## REQUIRED TASK
Copy out, character for character, every line from the one containing "login-field-label: Логин bbox=[406, 310, 449, 326]" down to the one containing "sidebar-item-logout[interactable]: Выход bbox=[0, 358, 69, 384]", both of those included.

▼

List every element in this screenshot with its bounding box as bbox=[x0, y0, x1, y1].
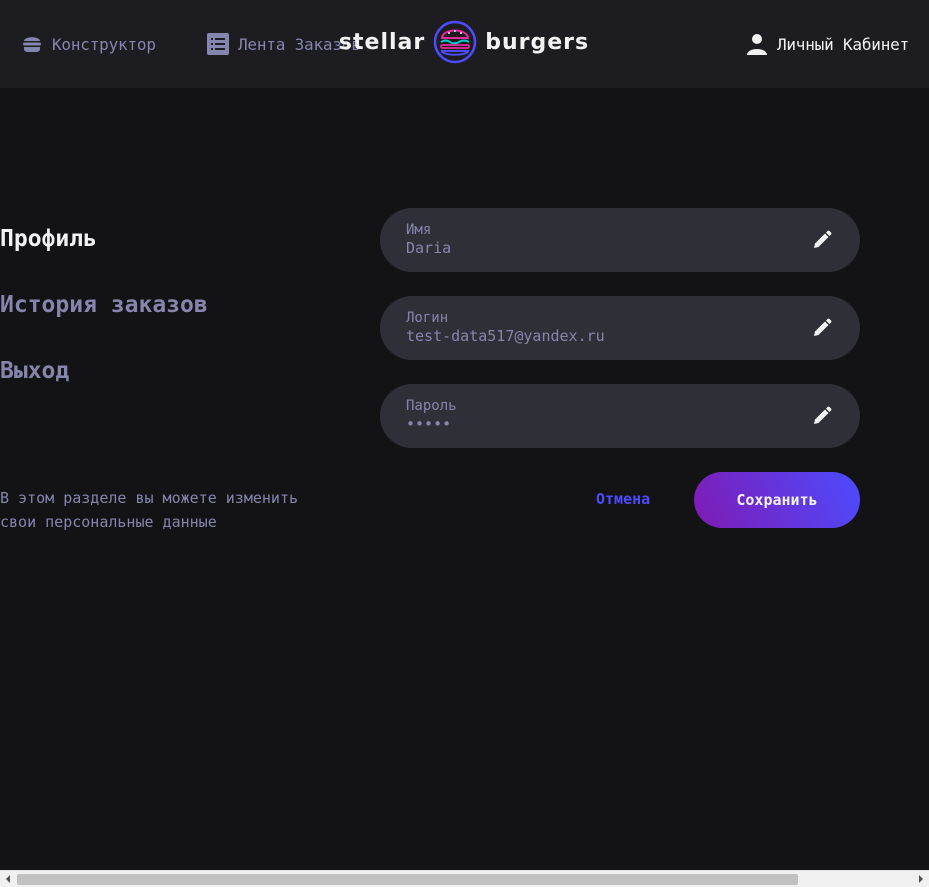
login-field-label: Логин bbox=[406, 310, 449, 326]
edit-pencil-icon[interactable] bbox=[810, 316, 834, 340]
nav-account-link[interactable]: Личный Кабинет bbox=[745, 31, 909, 57]
sidebar-item-profile[interactable]: Профиль bbox=[0, 226, 97, 252]
edit-pencil-icon[interactable] bbox=[810, 404, 834, 428]
horizontal-scrollbar[interactable] bbox=[0, 870, 929, 887]
name-input[interactable] bbox=[406, 239, 786, 257]
profile-icon bbox=[745, 32, 769, 56]
password-input[interactable] bbox=[406, 415, 786, 433]
cancel-button[interactable]: Отмена bbox=[596, 490, 650, 508]
scroll-right-arrow-icon[interactable] bbox=[913, 871, 929, 887]
list-icon bbox=[206, 32, 230, 56]
sidebar-item-order-history[interactable]: История заказов bbox=[0, 292, 208, 318]
save-button[interactable]: Сохранить bbox=[694, 472, 860, 528]
nav-constructor-link[interactable]: Конструктор bbox=[20, 31, 156, 57]
name-field-label: Имя bbox=[406, 222, 432, 238]
logo-text-left: stellar bbox=[338, 29, 426, 55]
login-input[interactable] bbox=[406, 327, 786, 345]
scrollbar-thumb[interactable] bbox=[17, 874, 798, 885]
password-field[interactable]: Пароль bbox=[380, 384, 860, 448]
nav-constructor-label: Конструктор bbox=[52, 34, 156, 54]
login-field[interactable]: Логин bbox=[380, 296, 860, 360]
name-field[interactable]: Имя bbox=[380, 208, 860, 272]
app-header: Конструктор Лента Заказов stellar burger… bbox=[0, 0, 929, 88]
stellar-burgers-logo[interactable]: stellar burgers bbox=[318, 18, 610, 66]
sidebar-item-logout[interactable]: Выход bbox=[0, 358, 69, 384]
burger-icon bbox=[20, 32, 44, 56]
edit-pencil-icon[interactable] bbox=[810, 228, 834, 252]
password-field-label: Пароль bbox=[406, 398, 457, 414]
logo-burger-emblem-icon bbox=[433, 20, 477, 64]
scroll-left-arrow-icon[interactable] bbox=[0, 871, 16, 887]
nav-account-label: Личный Кабинет bbox=[776, 34, 909, 54]
profile-hint-text: В этом разделе вы можете изменить свои п… bbox=[0, 489, 299, 531]
logo-text-right: burgers bbox=[485, 29, 590, 55]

▲

## EXPECTED OUTPUT
login-field-label: Логин bbox=[406, 310, 449, 326]
edit-pencil-icon[interactable] bbox=[810, 316, 834, 340]
nav-account-link[interactable]: Личный Кабинет bbox=[745, 31, 909, 57]
sidebar-item-profile[interactable]: Профиль bbox=[0, 226, 97, 252]
edit-pencil-icon[interactable] bbox=[810, 404, 834, 428]
horizontal-scrollbar[interactable] bbox=[0, 870, 929, 887]
name-input[interactable] bbox=[406, 239, 786, 257]
profile-icon bbox=[745, 32, 769, 56]
password-input[interactable] bbox=[406, 415, 786, 433]
cancel-button[interactable]: Отмена bbox=[596, 490, 650, 508]
scroll-right-arrow-icon[interactable] bbox=[913, 871, 929, 887]
list-icon bbox=[206, 32, 230, 56]
sidebar-item-order-history[interactable]: История заказов bbox=[0, 292, 208, 318]
save-button[interactable]: Сохранить bbox=[694, 472, 860, 528]
nav-constructor-link[interactable]: Конструктор bbox=[20, 31, 156, 57]
name-field-label: Имя bbox=[406, 222, 432, 238]
logo-text-left: stellar bbox=[338, 29, 426, 55]
login-input[interactable] bbox=[406, 327, 786, 345]
scrollbar-thumb[interactable] bbox=[17, 874, 798, 885]
password-field[interactable]: Пароль bbox=[380, 384, 860, 448]
nav-constructor-label: Конструктор bbox=[52, 34, 156, 54]
login-field[interactable]: Логин bbox=[380, 296, 860, 360]
name-field[interactable]: Имя bbox=[380, 208, 860, 272]
app-header: Конструктор Лента Заказов stellar burger… bbox=[0, 0, 929, 88]
stellar-burgers-logo[interactable]: stellar burgers bbox=[318, 18, 610, 66]
sidebar-item-logout[interactable]: Выход bbox=[0, 358, 69, 384]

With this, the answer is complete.